:: Source records

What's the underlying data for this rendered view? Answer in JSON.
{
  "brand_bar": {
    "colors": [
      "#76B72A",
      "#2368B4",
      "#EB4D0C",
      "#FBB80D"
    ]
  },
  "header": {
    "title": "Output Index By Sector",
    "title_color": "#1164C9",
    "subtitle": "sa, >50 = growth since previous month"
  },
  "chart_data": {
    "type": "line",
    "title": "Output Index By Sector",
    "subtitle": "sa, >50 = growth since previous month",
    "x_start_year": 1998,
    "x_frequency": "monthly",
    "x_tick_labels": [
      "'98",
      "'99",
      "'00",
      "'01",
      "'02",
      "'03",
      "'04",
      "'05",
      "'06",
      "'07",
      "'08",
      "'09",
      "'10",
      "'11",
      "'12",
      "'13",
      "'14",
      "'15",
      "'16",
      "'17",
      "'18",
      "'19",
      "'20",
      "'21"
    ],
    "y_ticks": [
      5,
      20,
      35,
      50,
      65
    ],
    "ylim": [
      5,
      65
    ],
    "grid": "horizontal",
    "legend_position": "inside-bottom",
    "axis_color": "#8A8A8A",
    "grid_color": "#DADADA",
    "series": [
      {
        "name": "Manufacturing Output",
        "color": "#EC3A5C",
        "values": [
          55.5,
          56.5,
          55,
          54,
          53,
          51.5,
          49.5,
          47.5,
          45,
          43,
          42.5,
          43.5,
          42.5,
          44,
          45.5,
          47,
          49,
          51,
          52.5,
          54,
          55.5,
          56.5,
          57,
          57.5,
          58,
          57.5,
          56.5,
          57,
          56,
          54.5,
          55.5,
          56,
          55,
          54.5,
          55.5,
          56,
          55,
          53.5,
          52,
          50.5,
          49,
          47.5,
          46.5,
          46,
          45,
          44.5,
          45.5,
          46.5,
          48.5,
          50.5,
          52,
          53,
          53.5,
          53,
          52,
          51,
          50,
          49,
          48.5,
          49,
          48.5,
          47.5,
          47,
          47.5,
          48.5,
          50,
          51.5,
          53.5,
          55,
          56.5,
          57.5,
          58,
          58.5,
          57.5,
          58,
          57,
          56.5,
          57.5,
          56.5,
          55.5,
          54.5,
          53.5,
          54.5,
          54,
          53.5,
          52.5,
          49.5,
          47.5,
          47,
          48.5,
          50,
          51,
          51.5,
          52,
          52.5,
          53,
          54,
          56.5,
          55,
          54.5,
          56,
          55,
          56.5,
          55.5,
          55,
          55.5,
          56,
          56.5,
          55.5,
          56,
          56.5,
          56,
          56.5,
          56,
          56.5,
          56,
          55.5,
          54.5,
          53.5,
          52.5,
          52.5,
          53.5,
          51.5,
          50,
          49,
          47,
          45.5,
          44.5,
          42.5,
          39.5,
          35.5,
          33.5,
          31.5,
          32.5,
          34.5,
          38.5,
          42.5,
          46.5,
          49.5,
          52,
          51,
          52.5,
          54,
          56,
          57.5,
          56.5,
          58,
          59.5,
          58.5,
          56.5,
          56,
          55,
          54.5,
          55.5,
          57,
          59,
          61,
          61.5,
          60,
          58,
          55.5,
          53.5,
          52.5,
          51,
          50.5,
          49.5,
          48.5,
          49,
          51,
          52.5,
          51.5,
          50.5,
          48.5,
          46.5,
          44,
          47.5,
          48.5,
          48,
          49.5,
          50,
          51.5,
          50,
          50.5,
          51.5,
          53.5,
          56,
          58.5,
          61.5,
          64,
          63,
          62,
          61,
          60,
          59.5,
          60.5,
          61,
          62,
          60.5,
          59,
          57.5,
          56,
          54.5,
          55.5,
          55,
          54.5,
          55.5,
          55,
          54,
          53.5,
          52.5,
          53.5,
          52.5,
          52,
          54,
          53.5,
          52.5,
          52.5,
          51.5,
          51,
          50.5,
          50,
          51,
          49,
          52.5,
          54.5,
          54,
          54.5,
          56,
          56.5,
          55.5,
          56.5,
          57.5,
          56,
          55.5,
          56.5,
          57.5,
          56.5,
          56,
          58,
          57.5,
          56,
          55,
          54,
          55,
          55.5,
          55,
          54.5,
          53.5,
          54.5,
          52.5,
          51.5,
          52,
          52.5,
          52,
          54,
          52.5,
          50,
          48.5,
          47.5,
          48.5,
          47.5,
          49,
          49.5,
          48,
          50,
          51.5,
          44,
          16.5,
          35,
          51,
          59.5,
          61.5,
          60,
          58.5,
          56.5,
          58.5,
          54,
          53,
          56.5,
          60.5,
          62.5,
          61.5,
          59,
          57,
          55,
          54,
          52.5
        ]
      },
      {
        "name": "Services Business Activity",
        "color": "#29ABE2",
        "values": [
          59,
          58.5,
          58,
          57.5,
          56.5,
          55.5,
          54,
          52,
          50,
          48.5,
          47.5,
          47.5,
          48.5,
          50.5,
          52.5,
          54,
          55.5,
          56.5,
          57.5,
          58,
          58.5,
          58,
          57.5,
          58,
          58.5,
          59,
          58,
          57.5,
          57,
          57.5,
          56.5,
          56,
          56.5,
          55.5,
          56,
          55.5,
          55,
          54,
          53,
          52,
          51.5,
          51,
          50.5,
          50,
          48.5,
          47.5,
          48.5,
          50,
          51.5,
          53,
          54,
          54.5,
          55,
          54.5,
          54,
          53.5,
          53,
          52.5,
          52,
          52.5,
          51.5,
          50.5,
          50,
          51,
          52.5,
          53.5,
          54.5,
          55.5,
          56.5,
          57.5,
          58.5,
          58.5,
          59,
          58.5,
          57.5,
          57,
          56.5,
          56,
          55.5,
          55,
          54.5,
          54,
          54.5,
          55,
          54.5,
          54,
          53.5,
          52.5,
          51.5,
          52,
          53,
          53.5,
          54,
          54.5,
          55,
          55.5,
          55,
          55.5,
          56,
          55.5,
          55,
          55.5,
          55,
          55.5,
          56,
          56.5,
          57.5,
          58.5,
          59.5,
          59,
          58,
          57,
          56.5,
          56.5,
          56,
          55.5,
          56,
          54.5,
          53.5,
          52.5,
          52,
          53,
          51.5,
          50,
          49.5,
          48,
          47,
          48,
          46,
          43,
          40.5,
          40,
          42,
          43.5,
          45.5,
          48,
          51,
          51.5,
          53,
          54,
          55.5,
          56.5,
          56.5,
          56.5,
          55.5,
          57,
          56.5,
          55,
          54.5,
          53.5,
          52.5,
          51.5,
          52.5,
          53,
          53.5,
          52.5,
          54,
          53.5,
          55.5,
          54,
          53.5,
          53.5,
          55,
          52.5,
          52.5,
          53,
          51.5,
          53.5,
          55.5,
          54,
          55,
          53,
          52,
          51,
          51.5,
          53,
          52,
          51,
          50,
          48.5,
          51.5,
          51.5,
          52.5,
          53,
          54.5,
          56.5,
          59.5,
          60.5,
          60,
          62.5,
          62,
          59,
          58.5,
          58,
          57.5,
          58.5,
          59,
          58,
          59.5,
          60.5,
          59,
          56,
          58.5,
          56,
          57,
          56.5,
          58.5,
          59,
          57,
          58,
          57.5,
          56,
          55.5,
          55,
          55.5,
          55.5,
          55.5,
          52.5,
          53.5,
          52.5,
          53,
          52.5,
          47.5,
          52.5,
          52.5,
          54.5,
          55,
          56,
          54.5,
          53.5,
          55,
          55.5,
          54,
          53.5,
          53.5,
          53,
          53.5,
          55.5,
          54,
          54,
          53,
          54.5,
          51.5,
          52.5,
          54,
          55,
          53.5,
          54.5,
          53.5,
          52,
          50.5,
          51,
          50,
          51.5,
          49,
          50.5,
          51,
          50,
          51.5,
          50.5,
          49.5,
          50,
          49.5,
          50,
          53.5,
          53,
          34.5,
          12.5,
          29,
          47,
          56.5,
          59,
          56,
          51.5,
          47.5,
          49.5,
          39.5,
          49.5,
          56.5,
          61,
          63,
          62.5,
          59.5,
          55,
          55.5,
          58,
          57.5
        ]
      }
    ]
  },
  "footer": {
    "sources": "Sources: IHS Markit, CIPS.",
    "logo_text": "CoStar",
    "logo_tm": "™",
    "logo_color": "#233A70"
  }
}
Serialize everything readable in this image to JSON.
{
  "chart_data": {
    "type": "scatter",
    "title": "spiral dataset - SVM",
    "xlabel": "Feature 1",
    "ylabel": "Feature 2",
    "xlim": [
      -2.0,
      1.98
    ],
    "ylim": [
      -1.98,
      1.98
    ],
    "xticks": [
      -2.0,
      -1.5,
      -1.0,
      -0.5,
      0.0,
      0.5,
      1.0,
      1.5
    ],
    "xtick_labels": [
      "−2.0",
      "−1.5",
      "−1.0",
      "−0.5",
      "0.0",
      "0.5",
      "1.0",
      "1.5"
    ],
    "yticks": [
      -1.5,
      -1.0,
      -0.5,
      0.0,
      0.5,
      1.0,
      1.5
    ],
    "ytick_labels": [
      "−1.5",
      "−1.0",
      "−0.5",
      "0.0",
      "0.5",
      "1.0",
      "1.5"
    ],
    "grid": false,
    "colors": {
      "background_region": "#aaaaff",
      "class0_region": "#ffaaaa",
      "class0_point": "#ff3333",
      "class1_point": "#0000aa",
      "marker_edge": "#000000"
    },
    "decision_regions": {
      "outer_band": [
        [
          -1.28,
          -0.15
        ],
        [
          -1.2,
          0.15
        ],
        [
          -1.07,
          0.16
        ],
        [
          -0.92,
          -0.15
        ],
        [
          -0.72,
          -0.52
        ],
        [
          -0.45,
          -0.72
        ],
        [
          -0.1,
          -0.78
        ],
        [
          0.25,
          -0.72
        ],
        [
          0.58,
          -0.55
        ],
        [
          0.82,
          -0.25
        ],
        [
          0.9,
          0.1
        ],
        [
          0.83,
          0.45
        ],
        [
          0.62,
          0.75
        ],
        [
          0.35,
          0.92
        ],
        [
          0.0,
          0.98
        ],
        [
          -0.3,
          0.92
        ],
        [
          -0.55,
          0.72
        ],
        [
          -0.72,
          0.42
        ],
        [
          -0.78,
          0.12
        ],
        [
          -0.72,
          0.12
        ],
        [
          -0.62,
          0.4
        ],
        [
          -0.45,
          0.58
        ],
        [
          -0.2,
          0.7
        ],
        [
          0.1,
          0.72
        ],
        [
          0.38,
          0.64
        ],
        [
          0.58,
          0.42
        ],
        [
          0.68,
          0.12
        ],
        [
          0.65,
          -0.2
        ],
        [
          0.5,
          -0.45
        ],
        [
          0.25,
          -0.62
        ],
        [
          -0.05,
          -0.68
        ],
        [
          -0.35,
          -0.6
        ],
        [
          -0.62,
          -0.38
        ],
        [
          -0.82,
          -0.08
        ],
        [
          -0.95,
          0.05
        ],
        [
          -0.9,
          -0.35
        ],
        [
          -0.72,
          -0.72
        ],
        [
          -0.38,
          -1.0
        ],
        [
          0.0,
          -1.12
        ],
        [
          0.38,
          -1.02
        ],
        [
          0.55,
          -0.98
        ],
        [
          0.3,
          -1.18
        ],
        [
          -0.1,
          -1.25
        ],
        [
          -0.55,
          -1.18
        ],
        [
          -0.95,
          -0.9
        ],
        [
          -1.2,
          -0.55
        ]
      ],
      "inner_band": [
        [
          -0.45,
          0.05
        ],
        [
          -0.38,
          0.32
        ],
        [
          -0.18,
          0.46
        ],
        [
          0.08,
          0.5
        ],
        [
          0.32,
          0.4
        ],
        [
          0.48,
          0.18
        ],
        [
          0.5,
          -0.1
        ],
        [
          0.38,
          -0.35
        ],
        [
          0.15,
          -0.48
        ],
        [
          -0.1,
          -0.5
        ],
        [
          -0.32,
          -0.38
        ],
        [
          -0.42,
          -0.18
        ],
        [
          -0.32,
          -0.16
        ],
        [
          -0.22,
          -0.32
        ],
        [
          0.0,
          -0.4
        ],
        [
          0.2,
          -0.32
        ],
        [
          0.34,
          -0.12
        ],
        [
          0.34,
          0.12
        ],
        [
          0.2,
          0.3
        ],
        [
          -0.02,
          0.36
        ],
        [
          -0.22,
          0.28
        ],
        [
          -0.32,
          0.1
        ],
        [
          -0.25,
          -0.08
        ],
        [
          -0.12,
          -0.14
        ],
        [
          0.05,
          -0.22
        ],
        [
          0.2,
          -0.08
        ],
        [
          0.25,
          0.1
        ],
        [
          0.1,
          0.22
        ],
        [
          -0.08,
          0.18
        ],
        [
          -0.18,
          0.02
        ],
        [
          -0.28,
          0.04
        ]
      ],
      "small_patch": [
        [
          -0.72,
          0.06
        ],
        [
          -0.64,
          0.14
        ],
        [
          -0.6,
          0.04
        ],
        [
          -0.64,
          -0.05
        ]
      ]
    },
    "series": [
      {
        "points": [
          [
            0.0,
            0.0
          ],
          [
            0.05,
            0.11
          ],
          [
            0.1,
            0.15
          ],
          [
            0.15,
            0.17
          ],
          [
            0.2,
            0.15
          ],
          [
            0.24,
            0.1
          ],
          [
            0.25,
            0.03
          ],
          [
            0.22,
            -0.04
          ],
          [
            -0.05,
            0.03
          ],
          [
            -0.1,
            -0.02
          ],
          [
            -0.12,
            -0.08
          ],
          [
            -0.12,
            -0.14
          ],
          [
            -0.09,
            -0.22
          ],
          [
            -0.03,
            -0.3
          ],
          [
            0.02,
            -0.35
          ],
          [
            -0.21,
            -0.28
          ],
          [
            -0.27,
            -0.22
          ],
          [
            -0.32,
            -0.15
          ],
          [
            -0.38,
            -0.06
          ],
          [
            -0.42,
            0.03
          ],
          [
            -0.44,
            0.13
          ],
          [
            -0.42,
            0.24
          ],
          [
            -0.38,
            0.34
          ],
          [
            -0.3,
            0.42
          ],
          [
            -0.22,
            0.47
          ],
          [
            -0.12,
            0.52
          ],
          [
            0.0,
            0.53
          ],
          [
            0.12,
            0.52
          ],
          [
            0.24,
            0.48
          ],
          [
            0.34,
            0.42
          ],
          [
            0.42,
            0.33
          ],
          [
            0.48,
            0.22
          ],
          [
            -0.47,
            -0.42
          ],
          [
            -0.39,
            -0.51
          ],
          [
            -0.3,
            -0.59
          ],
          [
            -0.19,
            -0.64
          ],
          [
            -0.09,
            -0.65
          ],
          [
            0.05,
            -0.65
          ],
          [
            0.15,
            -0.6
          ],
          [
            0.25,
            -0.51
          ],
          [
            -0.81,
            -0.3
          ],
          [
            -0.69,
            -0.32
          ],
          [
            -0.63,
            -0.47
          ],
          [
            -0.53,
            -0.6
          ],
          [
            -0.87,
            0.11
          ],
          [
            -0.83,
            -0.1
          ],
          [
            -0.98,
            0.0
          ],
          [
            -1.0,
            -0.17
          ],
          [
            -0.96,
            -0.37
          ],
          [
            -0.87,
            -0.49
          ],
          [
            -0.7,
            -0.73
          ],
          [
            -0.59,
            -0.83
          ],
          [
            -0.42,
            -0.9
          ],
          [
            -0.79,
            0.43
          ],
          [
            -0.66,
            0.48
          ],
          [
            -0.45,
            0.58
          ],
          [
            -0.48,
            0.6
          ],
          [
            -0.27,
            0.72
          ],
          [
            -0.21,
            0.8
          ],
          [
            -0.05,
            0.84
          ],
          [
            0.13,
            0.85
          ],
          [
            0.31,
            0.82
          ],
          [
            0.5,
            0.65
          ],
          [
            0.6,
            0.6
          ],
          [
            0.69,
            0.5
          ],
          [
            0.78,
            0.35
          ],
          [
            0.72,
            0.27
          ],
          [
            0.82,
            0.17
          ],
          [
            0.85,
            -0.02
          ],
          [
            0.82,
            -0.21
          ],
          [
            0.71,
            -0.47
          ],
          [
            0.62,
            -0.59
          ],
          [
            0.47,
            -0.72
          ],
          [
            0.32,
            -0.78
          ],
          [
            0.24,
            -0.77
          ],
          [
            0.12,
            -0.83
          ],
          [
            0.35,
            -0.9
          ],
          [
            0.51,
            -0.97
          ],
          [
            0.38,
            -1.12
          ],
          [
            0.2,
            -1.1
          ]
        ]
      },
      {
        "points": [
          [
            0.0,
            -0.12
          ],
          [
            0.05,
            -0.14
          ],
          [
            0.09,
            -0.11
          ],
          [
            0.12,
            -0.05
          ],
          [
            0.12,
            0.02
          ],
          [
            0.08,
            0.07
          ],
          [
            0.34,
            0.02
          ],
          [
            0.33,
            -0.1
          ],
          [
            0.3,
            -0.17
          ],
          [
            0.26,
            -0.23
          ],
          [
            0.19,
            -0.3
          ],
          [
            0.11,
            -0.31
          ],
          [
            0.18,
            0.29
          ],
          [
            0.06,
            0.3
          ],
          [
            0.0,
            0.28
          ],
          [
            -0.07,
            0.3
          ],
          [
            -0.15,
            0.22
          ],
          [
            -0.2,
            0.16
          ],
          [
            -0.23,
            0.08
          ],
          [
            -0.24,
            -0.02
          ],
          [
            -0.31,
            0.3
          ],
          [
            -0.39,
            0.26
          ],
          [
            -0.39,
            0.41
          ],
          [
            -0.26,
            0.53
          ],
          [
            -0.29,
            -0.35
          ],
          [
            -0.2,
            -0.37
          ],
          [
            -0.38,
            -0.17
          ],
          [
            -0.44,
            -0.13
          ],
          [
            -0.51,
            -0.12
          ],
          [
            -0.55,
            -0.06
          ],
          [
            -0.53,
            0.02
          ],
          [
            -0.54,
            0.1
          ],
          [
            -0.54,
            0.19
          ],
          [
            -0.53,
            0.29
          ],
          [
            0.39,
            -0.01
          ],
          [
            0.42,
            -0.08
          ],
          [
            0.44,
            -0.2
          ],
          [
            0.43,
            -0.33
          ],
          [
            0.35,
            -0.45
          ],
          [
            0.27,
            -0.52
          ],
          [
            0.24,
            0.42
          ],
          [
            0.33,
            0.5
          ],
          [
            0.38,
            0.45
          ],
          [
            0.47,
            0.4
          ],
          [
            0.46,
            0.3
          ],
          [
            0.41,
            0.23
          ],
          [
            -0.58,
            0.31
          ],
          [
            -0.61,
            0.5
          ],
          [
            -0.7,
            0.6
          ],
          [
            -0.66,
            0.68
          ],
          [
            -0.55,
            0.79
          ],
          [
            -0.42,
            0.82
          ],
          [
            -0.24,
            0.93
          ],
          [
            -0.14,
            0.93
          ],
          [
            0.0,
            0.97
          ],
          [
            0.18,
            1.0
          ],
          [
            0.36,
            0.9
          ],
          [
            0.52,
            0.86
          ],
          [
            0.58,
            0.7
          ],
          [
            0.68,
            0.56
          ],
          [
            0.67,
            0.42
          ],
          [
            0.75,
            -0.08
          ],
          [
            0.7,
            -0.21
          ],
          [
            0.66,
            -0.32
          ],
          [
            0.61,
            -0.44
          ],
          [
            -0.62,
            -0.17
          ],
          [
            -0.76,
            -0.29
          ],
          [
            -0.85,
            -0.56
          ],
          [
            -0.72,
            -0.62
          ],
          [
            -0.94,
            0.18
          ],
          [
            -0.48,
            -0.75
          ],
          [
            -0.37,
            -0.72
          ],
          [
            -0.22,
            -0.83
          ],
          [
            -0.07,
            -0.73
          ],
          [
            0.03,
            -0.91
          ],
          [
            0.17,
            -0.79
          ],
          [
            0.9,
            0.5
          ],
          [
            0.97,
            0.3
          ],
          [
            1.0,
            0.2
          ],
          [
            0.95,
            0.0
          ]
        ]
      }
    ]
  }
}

::::

Task goal:
Go through the material above and copy each line that has the word "growth".

Solution:
    "subtitle": "sa, >50 = growth since previous month"
    "subtitle": "sa, >50 = growth since previous month",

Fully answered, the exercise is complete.